Please repeat word for word the part of the ReGrained passage below, starting at "Kurzrock said ReGrained's" and ending at "over from beer-making.".

PASSAGE SHOWN:
◇ ◇ ◇
He added: "Asia and Europe are the prime areas that are the ripest for opportunity beyond North America, at least initially. Longer term, of course, this model for upcycling should be brought to the global south and to help create local food economies that are wasting less food, creating green jobs, feeding people, fighting hunger – but initially you've got to reach a certain kind of scale and proof of concept."

Kurzrock said ReGrained's strategy centres on a majority of its revenues coming through its business-to-business contracts, initially through ingredients but then through broader "partnerships". At present, ReGrained's flagship upcycled ingredient is called SuperGrain+, which is made from malt left over from beer-making.

"Initially from ingredient sales, starting with the brewers grain and later on this year we are looking to release our upcycled oat product that's made from oat milk residue," he explained. "Then there's a licencing model, too – it's not necessarily licencing, it might be joint ventures or joint operating agreements, but the partnership model of taking our process and putting it at manufacturers around the world."
◇ ◇ ◇
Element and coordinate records
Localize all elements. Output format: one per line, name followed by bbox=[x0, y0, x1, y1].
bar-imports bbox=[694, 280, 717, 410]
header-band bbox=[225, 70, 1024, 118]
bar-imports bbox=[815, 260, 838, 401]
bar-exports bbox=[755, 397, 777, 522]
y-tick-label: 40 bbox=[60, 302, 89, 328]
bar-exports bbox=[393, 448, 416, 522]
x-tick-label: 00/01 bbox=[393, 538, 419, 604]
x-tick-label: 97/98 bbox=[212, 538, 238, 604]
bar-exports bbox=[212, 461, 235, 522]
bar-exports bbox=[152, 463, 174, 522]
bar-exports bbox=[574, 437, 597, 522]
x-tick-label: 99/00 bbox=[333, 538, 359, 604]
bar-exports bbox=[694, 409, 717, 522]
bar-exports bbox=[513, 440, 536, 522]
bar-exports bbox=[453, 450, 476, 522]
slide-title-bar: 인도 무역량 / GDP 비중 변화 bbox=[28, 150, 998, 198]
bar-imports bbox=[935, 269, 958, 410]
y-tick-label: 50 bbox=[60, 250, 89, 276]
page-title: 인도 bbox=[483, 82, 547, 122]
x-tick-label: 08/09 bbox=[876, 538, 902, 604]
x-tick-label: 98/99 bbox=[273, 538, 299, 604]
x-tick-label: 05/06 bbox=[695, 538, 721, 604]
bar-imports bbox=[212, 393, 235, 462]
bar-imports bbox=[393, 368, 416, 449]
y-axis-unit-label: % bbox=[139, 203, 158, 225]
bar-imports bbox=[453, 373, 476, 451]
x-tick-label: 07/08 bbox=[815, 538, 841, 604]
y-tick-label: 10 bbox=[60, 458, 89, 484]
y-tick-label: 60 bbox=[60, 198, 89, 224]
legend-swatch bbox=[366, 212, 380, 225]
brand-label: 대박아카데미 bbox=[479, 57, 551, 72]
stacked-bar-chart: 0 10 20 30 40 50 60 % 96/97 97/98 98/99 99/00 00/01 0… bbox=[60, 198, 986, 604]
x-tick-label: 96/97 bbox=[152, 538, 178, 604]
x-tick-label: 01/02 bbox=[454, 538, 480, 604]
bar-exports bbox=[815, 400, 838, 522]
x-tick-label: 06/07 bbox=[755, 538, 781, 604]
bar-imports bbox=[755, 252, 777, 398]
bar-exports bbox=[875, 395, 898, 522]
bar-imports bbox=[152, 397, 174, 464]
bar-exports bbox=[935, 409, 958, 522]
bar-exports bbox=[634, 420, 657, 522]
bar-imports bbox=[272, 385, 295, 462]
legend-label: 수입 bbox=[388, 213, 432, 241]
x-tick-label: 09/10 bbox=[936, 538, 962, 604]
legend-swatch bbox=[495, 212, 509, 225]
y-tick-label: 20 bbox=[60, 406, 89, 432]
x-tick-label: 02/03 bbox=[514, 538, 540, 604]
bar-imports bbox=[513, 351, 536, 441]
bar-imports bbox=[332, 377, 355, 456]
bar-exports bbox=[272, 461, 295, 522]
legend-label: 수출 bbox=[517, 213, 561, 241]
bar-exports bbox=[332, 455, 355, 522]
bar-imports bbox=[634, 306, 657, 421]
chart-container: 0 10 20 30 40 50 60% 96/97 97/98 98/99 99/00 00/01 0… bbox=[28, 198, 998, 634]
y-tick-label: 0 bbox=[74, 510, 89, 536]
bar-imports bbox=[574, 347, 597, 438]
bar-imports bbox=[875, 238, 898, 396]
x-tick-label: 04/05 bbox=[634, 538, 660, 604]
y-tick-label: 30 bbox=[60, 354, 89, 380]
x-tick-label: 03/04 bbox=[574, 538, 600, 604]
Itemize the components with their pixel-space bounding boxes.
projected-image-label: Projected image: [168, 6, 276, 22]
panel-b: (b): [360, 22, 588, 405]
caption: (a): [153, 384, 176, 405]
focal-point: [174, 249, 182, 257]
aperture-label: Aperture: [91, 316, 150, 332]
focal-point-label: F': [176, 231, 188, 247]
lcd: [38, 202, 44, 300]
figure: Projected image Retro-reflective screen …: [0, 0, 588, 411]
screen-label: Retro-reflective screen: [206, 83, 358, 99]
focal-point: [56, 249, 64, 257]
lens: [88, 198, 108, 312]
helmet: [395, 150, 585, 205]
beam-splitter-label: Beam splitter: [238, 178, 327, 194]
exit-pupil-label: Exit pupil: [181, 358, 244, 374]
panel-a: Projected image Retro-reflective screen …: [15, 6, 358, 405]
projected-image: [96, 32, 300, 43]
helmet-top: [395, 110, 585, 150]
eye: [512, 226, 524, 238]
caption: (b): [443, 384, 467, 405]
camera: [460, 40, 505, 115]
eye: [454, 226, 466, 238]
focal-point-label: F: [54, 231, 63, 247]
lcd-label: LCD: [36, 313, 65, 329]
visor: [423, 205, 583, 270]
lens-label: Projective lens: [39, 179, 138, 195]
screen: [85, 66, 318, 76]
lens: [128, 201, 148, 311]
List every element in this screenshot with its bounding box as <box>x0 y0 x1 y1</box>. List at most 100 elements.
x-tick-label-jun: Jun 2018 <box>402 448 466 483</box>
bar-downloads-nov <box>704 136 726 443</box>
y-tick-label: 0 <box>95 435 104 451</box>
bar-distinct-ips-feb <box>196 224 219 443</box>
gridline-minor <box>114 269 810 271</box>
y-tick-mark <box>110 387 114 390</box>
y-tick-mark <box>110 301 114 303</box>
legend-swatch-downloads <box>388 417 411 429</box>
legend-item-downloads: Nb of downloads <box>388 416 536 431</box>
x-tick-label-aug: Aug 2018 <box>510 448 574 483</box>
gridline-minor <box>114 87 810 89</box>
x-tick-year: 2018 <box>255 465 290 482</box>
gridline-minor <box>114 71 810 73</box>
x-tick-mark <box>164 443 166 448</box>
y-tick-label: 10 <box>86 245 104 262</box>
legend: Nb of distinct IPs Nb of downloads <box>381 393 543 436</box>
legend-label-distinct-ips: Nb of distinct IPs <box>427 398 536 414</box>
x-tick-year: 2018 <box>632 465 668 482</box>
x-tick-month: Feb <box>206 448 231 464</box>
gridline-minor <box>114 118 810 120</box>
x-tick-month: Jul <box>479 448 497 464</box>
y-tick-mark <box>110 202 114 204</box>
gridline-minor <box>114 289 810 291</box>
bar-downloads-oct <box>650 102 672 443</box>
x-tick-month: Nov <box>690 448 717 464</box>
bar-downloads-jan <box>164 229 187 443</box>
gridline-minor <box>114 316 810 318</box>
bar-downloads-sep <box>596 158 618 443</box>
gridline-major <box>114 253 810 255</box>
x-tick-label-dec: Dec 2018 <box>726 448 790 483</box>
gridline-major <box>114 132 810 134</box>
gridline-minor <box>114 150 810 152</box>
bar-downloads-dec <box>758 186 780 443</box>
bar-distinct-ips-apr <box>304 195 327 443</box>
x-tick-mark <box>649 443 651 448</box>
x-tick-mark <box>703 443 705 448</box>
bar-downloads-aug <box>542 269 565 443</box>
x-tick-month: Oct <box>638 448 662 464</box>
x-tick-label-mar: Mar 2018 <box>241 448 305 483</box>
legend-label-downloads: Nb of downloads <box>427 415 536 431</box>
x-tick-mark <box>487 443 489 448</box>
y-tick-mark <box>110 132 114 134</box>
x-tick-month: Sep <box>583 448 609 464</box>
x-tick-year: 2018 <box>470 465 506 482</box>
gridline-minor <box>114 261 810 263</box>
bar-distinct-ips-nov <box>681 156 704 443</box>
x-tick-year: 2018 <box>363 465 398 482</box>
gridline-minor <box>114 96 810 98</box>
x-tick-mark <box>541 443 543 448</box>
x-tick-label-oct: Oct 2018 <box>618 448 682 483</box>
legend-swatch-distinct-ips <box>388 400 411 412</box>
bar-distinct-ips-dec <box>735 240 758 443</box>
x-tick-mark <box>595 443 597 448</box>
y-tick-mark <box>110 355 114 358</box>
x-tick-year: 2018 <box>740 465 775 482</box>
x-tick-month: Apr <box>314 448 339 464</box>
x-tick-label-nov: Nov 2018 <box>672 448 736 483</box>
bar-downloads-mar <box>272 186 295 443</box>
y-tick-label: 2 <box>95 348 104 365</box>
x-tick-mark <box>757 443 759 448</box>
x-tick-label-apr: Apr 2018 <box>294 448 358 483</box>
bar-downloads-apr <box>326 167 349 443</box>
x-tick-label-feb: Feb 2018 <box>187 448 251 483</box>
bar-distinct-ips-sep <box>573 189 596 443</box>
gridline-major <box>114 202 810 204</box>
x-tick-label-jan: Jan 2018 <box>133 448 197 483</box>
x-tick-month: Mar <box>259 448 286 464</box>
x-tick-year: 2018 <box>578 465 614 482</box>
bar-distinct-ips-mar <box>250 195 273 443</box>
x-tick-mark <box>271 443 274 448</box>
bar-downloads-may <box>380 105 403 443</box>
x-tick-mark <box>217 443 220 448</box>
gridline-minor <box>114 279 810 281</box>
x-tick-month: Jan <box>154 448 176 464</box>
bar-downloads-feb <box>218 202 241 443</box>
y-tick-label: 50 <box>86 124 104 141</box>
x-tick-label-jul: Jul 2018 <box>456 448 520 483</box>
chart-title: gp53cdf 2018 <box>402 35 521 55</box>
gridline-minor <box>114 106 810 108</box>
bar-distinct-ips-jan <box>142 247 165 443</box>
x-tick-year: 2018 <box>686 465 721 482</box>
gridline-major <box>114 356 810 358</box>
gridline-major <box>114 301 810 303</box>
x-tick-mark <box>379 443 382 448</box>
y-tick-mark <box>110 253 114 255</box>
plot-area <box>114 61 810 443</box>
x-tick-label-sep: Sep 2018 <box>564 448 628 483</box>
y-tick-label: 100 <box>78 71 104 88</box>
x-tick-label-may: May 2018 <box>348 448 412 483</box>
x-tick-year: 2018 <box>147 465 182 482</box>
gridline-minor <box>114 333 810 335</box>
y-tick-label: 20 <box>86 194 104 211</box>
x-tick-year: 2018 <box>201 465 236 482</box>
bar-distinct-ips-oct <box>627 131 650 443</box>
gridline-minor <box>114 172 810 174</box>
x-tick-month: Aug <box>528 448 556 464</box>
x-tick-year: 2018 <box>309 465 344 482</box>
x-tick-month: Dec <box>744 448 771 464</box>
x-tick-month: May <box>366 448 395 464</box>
◇ ◇ ◇
EXPECTED OUTPUT:
Kurzrock said ReGrained's strategy centres on a majority of its revenues coming through its business-to-business contracts, initially through ingredients but then through broader "partnerships". At present, ReGrained's flagship upcycled ingredient is called SuperGrain+, which is made from malt left over from beer-making.